-- Tugas yang Dikerjakan --
A. Jawablah pertanyaan berikut berdasarkan teks tentang batik Pakandangan.
(i) Di mana letak desa Pakandangan?
(ii) Sejak kapan Pakandangan dikenal sebagai sentra produksi batik tulis?
(iii) Selain mempertahankan tradisi batik tulis, apa yang tetap diikuti masyarakat Pakandangan?
B. Lanjutkan teks tentang batik Pakandangan, mulai setelah kalimat terakhirnya.

-- Kutipan Dokumen --

★ ★ ★

Surabaya, 04 Oktober 2021 – Batik sudah menjadi identitas bangsa, tradisi dan budaya membatik sudah ada sejak ratusan tahun lalu di bumi Indonesia. Salah satu yang tertua adalah sebuah desa bernama Pakandangan, Bluto, Sumenep, yang sudah dikenal sebagai sentra produksi batik tulis sejak zaman Belanda bahkan pada zaman kerajaan Sumenep masih berdiri. Di Pakandangan, hampir rata-rata masyrakatnya baik pria atau wanita sudah akrab dengan aktivitas membatik dengan segala prosesnya. Sembari tetap mempertahankan tradisi batik tulis, mereka tetap mengikuti perkembangan motif dan desain dalam membatik.

★ ★ ★

-- Data yang Diberikan --
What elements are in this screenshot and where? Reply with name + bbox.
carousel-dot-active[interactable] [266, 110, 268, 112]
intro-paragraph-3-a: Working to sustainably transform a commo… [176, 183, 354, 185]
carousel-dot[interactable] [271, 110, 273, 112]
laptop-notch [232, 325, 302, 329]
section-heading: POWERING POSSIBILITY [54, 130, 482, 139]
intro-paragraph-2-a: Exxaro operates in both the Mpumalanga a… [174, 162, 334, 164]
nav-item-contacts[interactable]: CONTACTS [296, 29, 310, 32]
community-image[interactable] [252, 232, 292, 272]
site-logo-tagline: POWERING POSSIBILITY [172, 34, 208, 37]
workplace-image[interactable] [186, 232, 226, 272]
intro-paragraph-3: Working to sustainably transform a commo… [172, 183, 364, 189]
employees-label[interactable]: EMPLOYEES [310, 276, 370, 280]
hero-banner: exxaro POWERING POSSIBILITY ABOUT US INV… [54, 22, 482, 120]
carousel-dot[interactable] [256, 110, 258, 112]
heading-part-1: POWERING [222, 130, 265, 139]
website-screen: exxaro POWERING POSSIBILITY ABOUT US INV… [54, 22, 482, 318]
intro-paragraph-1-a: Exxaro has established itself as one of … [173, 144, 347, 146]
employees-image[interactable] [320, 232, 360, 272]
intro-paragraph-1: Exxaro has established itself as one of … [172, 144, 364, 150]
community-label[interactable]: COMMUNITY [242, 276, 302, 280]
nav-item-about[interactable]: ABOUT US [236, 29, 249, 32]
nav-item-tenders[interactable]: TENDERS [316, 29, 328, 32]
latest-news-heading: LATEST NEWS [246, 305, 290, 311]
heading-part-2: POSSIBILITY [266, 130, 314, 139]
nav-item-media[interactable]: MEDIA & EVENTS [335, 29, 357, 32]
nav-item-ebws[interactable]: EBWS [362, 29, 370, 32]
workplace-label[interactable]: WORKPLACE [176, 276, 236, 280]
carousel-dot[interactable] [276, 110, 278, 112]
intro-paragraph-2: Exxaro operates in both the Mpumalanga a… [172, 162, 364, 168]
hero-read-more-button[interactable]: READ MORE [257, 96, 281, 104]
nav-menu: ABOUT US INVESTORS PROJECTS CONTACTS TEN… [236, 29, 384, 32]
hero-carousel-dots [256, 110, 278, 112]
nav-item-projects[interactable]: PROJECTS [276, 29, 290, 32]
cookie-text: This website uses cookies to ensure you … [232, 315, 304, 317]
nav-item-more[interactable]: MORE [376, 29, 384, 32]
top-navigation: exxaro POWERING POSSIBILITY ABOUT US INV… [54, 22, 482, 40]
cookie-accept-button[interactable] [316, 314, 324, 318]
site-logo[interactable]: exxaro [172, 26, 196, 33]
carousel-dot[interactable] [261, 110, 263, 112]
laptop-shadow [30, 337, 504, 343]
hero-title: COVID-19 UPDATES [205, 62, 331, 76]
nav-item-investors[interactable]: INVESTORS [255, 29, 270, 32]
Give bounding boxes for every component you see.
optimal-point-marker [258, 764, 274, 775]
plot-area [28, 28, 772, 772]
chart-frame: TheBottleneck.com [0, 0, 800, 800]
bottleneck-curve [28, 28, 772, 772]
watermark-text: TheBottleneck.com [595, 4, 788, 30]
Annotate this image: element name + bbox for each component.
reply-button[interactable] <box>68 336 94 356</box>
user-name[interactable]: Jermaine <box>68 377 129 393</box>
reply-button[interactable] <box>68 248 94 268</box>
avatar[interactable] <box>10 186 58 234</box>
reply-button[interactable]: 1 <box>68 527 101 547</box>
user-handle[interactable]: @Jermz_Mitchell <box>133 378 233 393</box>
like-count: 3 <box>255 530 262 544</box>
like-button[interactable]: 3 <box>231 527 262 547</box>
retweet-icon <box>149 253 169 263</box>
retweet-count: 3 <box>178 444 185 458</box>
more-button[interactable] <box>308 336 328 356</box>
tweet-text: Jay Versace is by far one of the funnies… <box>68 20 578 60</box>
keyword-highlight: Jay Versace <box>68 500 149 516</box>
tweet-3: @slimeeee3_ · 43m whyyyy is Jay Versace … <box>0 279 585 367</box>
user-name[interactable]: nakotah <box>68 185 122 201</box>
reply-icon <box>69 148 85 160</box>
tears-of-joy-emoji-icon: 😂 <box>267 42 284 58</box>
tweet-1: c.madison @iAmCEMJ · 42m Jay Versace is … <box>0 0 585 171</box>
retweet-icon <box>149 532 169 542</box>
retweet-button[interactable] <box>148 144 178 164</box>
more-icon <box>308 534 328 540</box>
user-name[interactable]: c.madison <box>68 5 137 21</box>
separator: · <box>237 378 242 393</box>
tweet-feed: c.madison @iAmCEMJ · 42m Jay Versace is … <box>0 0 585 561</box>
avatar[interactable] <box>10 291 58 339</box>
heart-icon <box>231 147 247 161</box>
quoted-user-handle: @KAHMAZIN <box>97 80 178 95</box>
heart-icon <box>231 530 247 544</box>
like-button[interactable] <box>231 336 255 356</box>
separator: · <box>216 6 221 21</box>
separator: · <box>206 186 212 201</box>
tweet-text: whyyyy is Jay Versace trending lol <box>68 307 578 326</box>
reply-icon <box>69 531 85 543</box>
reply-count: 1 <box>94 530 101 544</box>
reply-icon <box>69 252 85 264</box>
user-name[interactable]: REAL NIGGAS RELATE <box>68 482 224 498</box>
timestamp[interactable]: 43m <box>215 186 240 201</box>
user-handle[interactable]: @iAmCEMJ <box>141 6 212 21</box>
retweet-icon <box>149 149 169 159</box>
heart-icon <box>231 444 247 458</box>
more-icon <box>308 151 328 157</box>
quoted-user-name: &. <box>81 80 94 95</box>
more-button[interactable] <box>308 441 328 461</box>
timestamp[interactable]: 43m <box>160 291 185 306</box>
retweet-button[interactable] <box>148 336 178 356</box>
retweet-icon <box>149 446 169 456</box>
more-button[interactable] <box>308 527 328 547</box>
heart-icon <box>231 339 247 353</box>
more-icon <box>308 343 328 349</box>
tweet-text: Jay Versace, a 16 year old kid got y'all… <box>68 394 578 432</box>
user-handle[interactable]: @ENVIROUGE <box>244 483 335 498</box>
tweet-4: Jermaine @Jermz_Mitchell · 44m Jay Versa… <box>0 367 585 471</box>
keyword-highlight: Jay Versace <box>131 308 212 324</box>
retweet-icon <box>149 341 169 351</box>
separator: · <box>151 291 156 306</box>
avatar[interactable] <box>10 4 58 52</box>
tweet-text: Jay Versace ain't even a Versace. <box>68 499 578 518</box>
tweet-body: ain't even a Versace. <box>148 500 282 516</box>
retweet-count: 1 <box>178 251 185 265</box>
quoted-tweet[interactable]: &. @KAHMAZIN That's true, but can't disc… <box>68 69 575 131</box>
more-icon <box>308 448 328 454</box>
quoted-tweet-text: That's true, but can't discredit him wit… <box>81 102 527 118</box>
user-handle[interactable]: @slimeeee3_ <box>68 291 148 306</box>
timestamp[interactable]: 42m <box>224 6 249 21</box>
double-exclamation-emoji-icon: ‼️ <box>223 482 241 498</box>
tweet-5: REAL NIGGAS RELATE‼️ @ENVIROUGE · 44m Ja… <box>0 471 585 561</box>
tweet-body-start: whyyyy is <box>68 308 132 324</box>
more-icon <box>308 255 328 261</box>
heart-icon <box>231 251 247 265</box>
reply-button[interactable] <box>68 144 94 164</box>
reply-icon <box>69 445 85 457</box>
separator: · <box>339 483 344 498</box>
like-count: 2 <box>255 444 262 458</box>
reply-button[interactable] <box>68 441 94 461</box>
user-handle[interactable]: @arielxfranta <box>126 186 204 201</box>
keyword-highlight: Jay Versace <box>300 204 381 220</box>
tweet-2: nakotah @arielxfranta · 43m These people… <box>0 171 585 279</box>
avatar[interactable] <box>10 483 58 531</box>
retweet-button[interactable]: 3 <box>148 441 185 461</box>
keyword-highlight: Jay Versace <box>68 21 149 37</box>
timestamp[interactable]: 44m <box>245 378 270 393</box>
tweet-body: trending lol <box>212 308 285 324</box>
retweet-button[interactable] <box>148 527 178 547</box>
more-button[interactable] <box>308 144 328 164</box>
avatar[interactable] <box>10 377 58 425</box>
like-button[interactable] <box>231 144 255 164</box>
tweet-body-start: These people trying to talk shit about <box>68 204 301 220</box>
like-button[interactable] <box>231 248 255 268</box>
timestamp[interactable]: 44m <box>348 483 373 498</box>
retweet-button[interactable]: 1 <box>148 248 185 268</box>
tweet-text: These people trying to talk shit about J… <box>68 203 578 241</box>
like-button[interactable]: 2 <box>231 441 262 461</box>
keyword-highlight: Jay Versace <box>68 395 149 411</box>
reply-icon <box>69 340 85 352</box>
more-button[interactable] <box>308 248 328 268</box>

★ ★ ★

-- Jawaban Tugas --
A.
(i) Di Bluto, Sumenep.
(ii) Sejak zaman Belanda, bahkan sejak kerajaan Sumenep masih berdiri.
(iii) Perkembangan motif dan desain dalam membatik.

B.
Salah satunya pengrajin sekaligus pengusaha batik asal Pakadangan Barat, Didik mengungkapkan bahwa dirinya tertarik melanjutkan tradisi leluhur karena kesadaran pribadinya untuk memoderenisasi batik tulis, khususnya Batik Tulis Sumenep, agar keberlangsungannya tetap terjaga, dan bisa terus diterima seiring perkembangan zaman. Atas dasar itu pula, kemudian rumah batik Cako miliknya, resmi berdiri pada 2011 silam.

“Itu saya anggap sebagai cita-cita suci kebudayaan. Untuk merawat batik khas Sumenep dan memperkenalkannya kepada masyarakat luas,” jelasnya

Menurut Owner sekaligus designer rumah batik tulis Canteng Koneng (Cako) sebelumnya batik Sumenep sempat seolah hilang dan beredar hanya dikalangan tertentu saja. Itu yang membuatnya tergugah, karena menurutnya kesenian menggambar diatas kain itu sudah digeluti oleh masyarakat Sumenep, khususnya di Pakandangan tanah kelahirannya, sudah sejak lama dan sudah menjadi tradisi dan budaya disana. Salah satu sebabnya menurutnya adalah kurangnya inovasi dan sentuhan pada Batik Tulis Sumenep.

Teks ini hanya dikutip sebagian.